* _PROBLEM DESCRIPTION_
Look through the data below. Show each line where the string "oder" occurs.

* _MATERIAL PROVIDED_
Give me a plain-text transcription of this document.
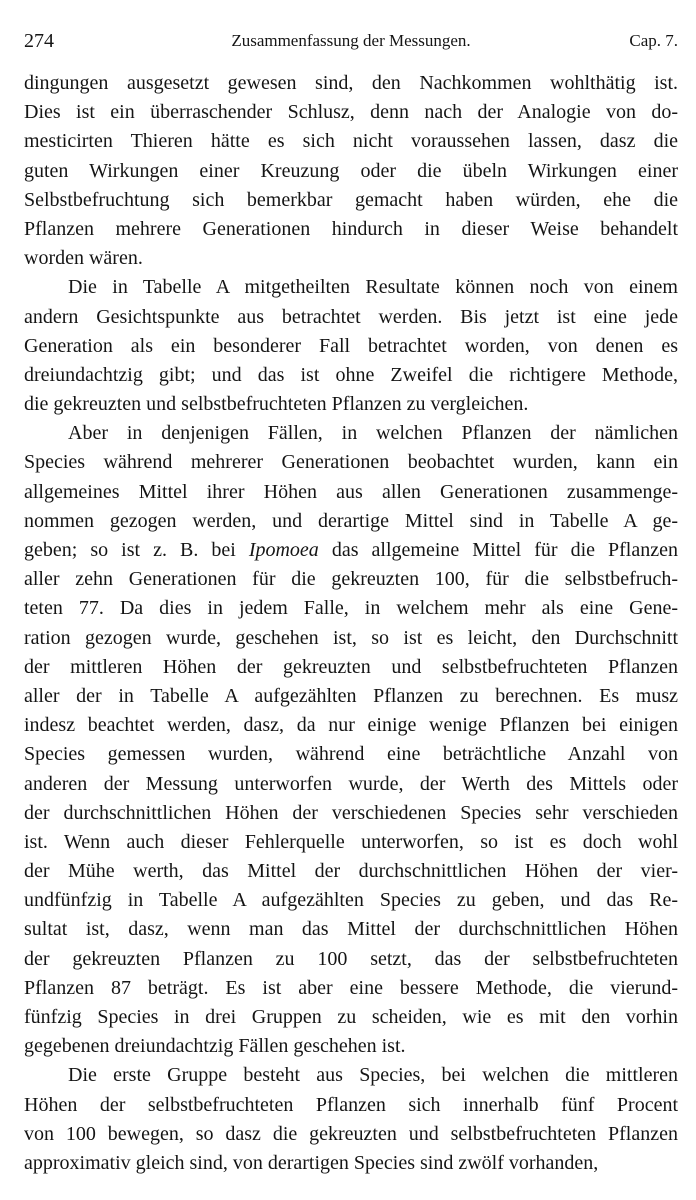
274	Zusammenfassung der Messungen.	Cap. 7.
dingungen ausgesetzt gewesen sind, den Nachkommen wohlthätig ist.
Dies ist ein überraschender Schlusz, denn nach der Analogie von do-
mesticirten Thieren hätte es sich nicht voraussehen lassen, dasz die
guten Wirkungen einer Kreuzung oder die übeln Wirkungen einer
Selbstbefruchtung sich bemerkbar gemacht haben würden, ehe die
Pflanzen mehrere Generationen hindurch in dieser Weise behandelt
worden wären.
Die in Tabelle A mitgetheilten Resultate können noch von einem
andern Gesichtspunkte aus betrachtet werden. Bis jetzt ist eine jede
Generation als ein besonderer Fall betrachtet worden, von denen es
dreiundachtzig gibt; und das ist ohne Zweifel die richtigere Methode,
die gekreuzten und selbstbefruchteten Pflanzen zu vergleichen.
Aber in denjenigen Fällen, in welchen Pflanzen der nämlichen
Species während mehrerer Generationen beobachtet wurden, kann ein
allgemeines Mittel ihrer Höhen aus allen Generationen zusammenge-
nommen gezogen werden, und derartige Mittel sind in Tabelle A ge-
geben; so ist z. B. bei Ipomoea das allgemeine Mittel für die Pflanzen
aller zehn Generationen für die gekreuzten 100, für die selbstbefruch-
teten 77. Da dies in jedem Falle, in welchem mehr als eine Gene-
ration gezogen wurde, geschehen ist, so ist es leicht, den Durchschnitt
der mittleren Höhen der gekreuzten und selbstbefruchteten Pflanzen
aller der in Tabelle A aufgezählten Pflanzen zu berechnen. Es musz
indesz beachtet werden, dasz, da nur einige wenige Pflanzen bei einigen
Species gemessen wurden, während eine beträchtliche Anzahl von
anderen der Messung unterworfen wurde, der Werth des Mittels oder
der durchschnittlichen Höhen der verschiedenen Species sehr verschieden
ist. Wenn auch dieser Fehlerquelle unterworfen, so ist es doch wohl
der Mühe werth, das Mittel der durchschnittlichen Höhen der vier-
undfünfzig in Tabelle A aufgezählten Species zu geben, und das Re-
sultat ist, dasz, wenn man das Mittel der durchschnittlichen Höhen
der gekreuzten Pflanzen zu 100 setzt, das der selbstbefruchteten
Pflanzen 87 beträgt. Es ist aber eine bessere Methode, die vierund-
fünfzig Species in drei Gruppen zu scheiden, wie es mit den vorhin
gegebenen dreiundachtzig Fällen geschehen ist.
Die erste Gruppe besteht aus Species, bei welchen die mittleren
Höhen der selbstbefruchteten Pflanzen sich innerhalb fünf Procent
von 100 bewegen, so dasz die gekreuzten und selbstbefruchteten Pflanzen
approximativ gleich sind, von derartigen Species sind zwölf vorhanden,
==
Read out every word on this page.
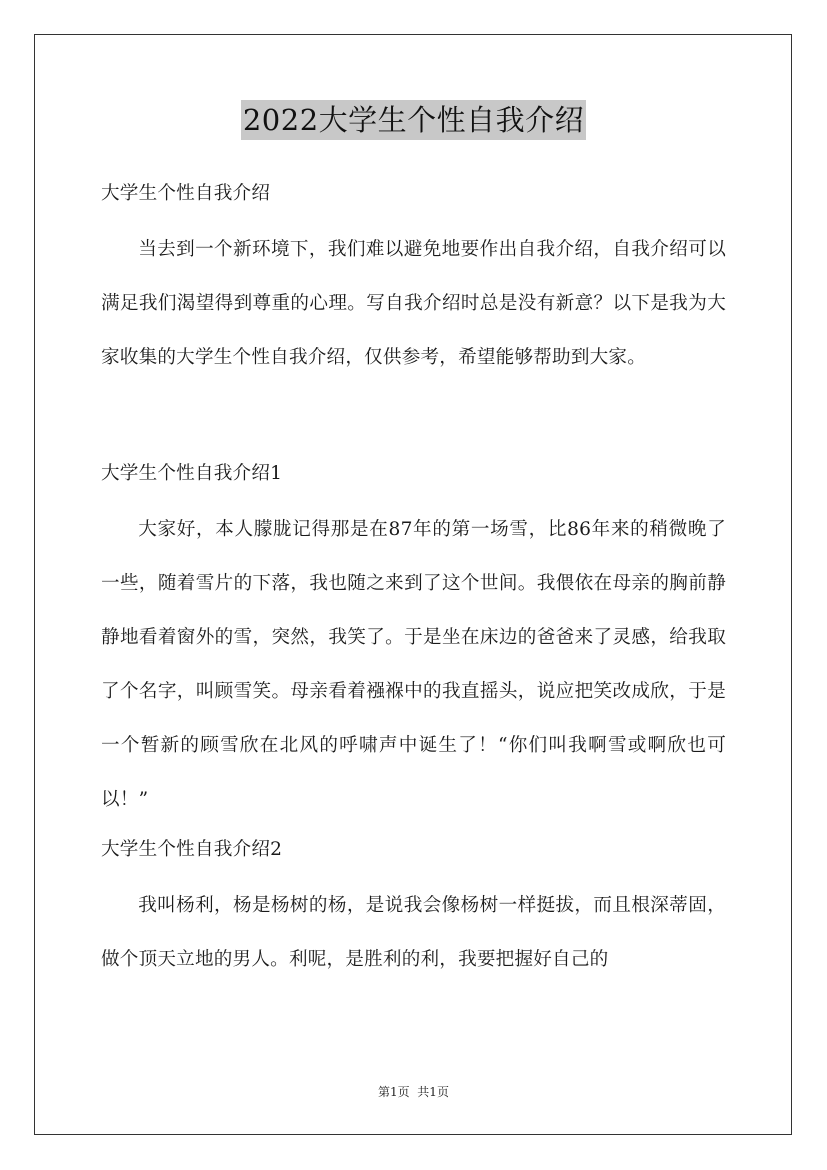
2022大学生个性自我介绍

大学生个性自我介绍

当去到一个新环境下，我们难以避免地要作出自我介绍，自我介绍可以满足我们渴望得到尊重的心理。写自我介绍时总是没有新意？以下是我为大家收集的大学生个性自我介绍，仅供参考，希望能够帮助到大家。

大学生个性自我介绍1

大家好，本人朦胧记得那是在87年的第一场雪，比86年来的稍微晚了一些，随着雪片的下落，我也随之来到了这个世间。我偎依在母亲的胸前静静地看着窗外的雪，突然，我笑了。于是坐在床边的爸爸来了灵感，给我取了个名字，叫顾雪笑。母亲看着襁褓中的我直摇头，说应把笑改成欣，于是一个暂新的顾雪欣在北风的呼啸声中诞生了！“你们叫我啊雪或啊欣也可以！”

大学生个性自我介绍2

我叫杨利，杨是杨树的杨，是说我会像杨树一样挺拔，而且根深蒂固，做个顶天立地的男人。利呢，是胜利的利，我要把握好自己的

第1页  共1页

* _THE RESPONSE_
guten Wirkungen einer Kreuzung oder die übeln Wirkungen einer
anderen der Messung unterworfen wurde, der Werth des Mittels oder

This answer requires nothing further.